[begin Data listing]
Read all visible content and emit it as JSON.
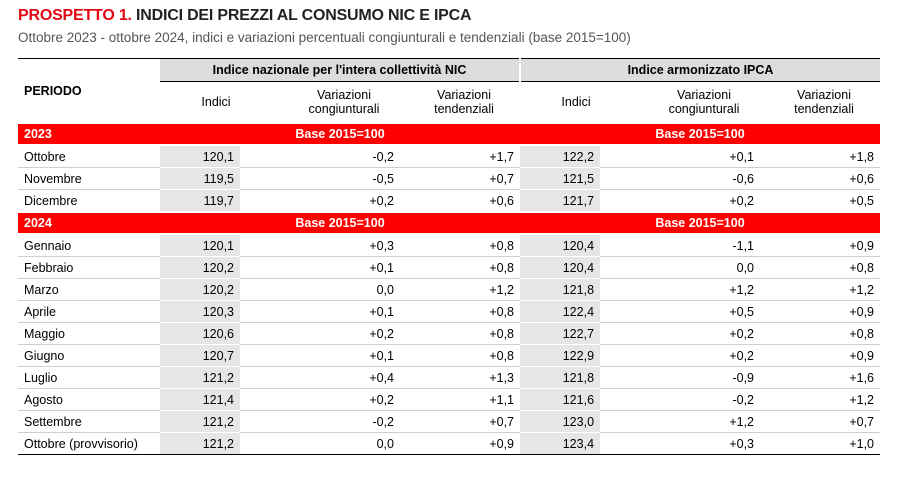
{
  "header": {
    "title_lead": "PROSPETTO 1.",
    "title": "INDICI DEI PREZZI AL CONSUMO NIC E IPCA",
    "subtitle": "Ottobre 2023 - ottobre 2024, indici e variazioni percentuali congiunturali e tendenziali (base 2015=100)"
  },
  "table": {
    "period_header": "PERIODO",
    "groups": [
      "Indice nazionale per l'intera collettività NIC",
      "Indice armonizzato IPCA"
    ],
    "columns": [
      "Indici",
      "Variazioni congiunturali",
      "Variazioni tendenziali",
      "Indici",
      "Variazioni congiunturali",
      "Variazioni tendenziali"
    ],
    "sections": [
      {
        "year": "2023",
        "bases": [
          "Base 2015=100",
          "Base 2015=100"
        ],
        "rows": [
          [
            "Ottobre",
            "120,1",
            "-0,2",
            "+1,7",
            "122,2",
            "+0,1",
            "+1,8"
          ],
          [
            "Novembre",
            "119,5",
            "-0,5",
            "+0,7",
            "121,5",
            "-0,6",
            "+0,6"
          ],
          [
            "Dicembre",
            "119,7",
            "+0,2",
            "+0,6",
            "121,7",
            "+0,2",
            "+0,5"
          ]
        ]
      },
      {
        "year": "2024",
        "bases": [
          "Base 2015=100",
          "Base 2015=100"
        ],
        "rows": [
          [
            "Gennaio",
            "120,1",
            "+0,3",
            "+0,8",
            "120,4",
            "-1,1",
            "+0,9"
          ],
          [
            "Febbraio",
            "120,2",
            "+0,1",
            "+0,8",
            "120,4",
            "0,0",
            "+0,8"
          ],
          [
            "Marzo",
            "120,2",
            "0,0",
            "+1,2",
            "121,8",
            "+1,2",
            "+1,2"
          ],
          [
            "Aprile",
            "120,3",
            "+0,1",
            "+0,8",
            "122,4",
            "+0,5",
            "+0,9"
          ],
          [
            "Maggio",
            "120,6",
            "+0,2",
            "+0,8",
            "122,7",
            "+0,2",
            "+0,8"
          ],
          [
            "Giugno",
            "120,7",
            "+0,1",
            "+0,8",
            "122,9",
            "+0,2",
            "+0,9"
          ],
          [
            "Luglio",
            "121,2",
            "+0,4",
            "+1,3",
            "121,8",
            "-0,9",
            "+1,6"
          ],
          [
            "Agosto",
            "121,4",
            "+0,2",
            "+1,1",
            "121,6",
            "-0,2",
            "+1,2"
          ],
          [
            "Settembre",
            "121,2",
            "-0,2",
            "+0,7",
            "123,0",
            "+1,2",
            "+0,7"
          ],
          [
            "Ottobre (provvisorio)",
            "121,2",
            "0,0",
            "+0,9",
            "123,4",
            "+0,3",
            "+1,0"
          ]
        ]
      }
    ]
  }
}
[end Data listing]
> Exercise directions: Do not copy the pictures, but repeat every line exactly.

> Result:
Read all visible content and emit it as JSON.
{
  "header": {
    "title_lead": "PROSPETTO 1.",
    "title": "INDICI DEI PREZZI AL CONSUMO NIC E IPCA",
    "subtitle": "Ottobre 2023 - ottobre 2024, indici e variazioni percentuali congiunturali e tendenziali (base 2015=100)"
  },
  "table": {
    "period_header": "PERIODO",
    "groups": [
      "Indice nazionale per l'intera collettività NIC",
      "Indice armonizzato IPCA"
    ],
    "columns": [
      "Indici",
      "Variazioni congiunturali",
      "Variazioni tendenziali",
      "Indici",
      "Variazioni congiunturali",
      "Variazioni tendenziali"
    ],
    "sections": [
      {
        "year": "2023",
        "bases": [
          "Base 2015=100",
          "Base 2015=100"
        ],
        "rows": [
          [
            "Ottobre",
            "120,1",
            "-0,2",
            "+1,7",
            "122,2",
            "+0,1",
            "+1,8"
          ],
          [
            "Novembre",
            "119,5",
            "-0,5",
            "+0,7",
            "121,5",
            "-0,6",
            "+0,6"
          ],
          [
            "Dicembre",
            "119,7",
            "+0,2",
            "+0,6",
            "121,7",
            "+0,2",
            "+0,5"
          ]
        ]
      },
      {
        "year": "2024",
        "bases": [
          "Base 2015=100",
          "Base 2015=100"
        ],
        "rows": [
          [
            "Gennaio",
            "120,1",
            "+0,3",
            "+0,8",
            "120,4",
            "-1,1",
            "+0,9"
          ],
          [
            "Febbraio",
            "120,2",
            "+0,1",
            "+0,8",
            "120,4",
            "0,0",
            "+0,8"
          ],
          [
            "Marzo",
            "120,2",
            "0,0",
            "+1,2",
            "121,8",
            "+1,2",
            "+1,2"
          ],
          [
            "Aprile",
            "120,3",
            "+0,1",
            "+0,8",
            "122,4",
            "+0,5",
            "+0,9"
          ],
          [
            "Maggio",
            "120,6",
            "+0,2",
            "+0,8",
            "122,7",
            "+0,2",
            "+0,8"
          ],
          [
            "Giugno",
            "120,7",
            "+0,1",
            "+0,8",
            "122,9",
            "+0,2",
            "+0,9"
          ],
          [
            "Luglio",
            "121,2",
            "+0,4",
            "+1,3",
            "121,8",
            "-0,9",
            "+1,6"
          ],
          [
            "Agosto",
            "121,4",
            "+0,2",
            "+1,1",
            "121,6",
            "-0,2",
            "+1,2"
          ],
          [
            "Settembre",
            "121,2",
            "-0,2",
            "+0,7",
            "123,0",
            "+1,2",
            "+0,7"
          ],
          [
            "Ottobre (provvisorio)",
            "121,2",
            "0,0",
            "+0,9",
            "123,4",
            "+0,3",
            "+1,0"
          ]
        ]
      }
    ]
  }
}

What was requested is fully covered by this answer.